**Data supplied**

-- START --

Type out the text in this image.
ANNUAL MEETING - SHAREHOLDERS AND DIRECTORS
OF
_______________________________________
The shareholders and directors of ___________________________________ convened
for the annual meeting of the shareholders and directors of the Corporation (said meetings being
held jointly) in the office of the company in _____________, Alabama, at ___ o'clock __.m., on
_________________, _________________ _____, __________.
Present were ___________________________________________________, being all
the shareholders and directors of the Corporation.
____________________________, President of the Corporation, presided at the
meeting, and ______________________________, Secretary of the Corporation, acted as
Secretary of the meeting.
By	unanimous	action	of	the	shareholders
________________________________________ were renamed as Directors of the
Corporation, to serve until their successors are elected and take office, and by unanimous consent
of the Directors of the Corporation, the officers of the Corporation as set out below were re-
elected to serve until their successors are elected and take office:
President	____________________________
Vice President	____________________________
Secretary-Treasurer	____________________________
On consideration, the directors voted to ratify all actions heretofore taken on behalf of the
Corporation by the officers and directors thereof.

-- END --
-- START --

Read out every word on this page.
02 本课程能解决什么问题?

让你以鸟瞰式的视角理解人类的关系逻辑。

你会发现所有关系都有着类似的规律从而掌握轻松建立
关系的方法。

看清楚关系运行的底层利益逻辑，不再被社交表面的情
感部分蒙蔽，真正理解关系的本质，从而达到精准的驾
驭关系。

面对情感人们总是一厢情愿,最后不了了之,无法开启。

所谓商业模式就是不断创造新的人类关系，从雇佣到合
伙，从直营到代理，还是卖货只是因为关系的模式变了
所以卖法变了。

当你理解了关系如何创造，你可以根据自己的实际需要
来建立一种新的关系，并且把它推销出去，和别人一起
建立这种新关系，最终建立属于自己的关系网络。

-- END --

**Given instruction**
In the listing above, find each line with the word "being" and copy it.

**Answer to the exercise**
for the annual meeting of the shareholders and directors of the Corporation (said meetings being
Present were ___________________________________________________, being all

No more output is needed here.